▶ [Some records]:
-- begin --

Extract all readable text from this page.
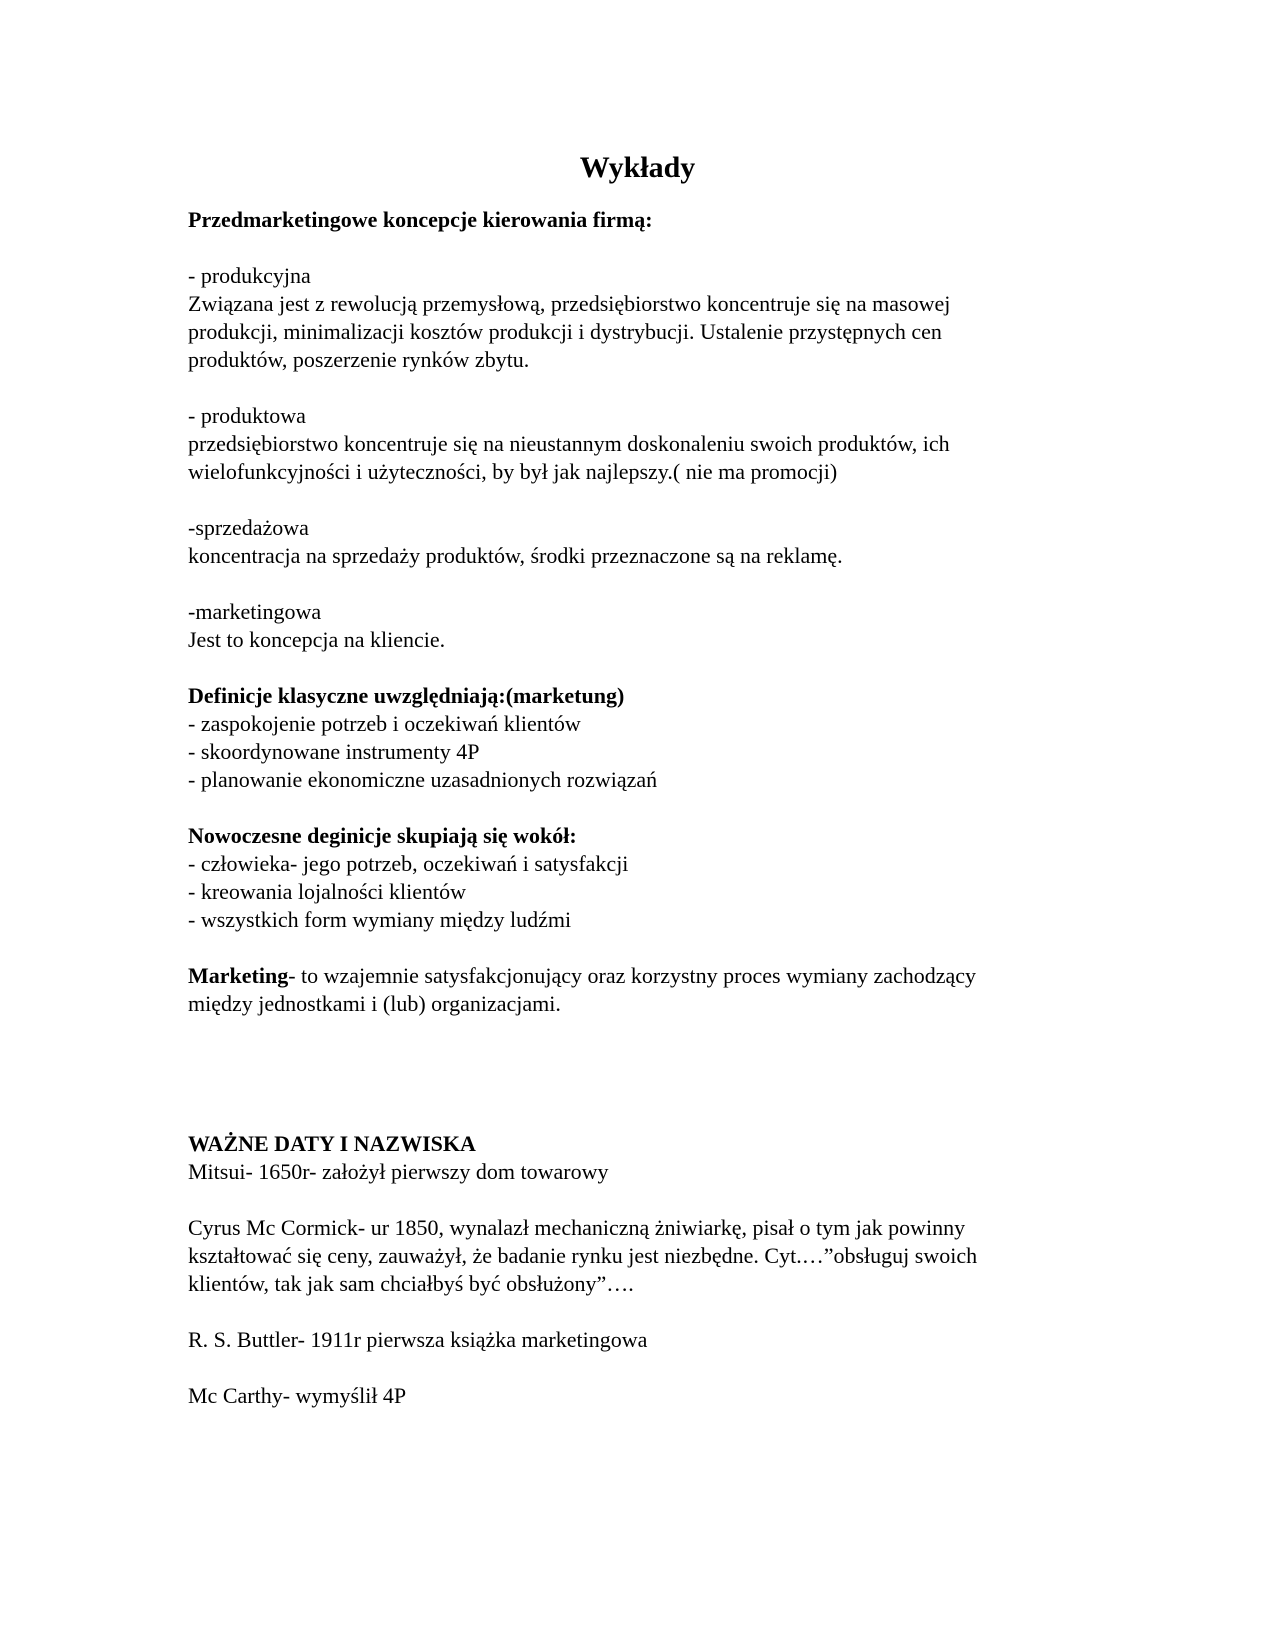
Wykłady
Przedmarketingowe koncepcje kierowania firmą:
- produkcyjna
Związana jest z rewolucją przemysłową, przedsiębiorstwo koncentruje się na masowej
produkcji, minimalizacji kosztów produkcji i dystrybucji. Ustalenie przystępnych cen
produktów, poszerzenie rynków zbytu.
- produktowa
przedsiębiorstwo koncentruje się na nieustannym doskonaleniu swoich produktów, ich
wielofunkcyjności i użyteczności, by był jak najlepszy.( nie ma promocji)
-sprzedażowa
koncentracja na sprzedaży produktów, środki przeznaczone są na reklamę.
-marketingowa
Jest to koncepcja na kliencie.
Definicje klasyczne uwzględniają:(marketung)
- zaspokojenie potrzeb i oczekiwań klientów
- skoordynowane instrumenty 4P
- planowanie ekonomiczne uzasadnionych rozwiązań
Nowoczesne deginicje skupiają się wokół:
- człowieka- jego potrzeb, oczekiwań i satysfakcji
- kreowania lojalności klientów
- wszystkich form wymiany między ludźmi
Marketing- to wzajemnie satysfakcjonujący oraz korzystny proces wymiany zachodzący
między jednostkami i (lub) organizacjami.
WAŻNE DATY I NAZWISKA
Mitsui- 1650r- założył pierwszy dom towarowy
Cyrus Mc Cormick- ur 1850, wynalazł mechaniczną żniwiarkę, pisał o tym jak powinny
kształtować się ceny, zauważył, że badanie rynku jest niezbędne. Cyt.…”obsługuj swoich
klientów, tak jak sam chciałbyś być obsłużony”….
R. S. Buttler- 1911r pierwsza książka marketingowa
Mc Carthy- wymyślił 4P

-- end --

▶ [TASK STATEMENT]: Without including the pictures, return each record above exactly as it stands.

▶ [CORRECT RESULT]:
Extract all readable text from this page.
Wykłady
Przedmarketingowe koncepcje kierowania firmą:
- produkcyjna
Związana jest z rewolucją przemysłową, przedsiębiorstwo koncentruje się na masowej
produkcji, minimalizacji kosztów produkcji i dystrybucji. Ustalenie przystępnych cen
produktów, poszerzenie rynków zbytu.
- produktowa
przedsiębiorstwo koncentruje się na nieustannym doskonaleniu swoich produktów, ich
wielofunkcyjności i użyteczności, by był jak najlepszy.( nie ma promocji)
-sprzedażowa
koncentracja na sprzedaży produktów, środki przeznaczone są na reklamę.
-marketingowa
Jest to koncepcja na kliencie.
Definicje klasyczne uwzględniają:(marketung)
- zaspokojenie potrzeb i oczekiwań klientów
- skoordynowane instrumenty 4P
- planowanie ekonomiczne uzasadnionych rozwiązań
Nowoczesne deginicje skupiają się wokół:
- człowieka- jego potrzeb, oczekiwań i satysfakcji
- kreowania lojalności klientów
- wszystkich form wymiany między ludźmi
Marketing- to wzajemnie satysfakcjonujący oraz korzystny proces wymiany zachodzący
między jednostkami i (lub) organizacjami.
WAŻNE DATY I NAZWISKA
Mitsui- 1650r- założył pierwszy dom towarowy
Cyrus Mc Cormick- ur 1850, wynalazł mechaniczną żniwiarkę, pisał o tym jak powinny
kształtować się ceny, zauważył, że badanie rynku jest niezbędne. Cyt.…”obsługuj swoich
klientów, tak jak sam chciałbyś być obsłużony”….
R. S. Buttler- 1911r pierwsza książka marketingowa
Mc Carthy- wymyślił 4P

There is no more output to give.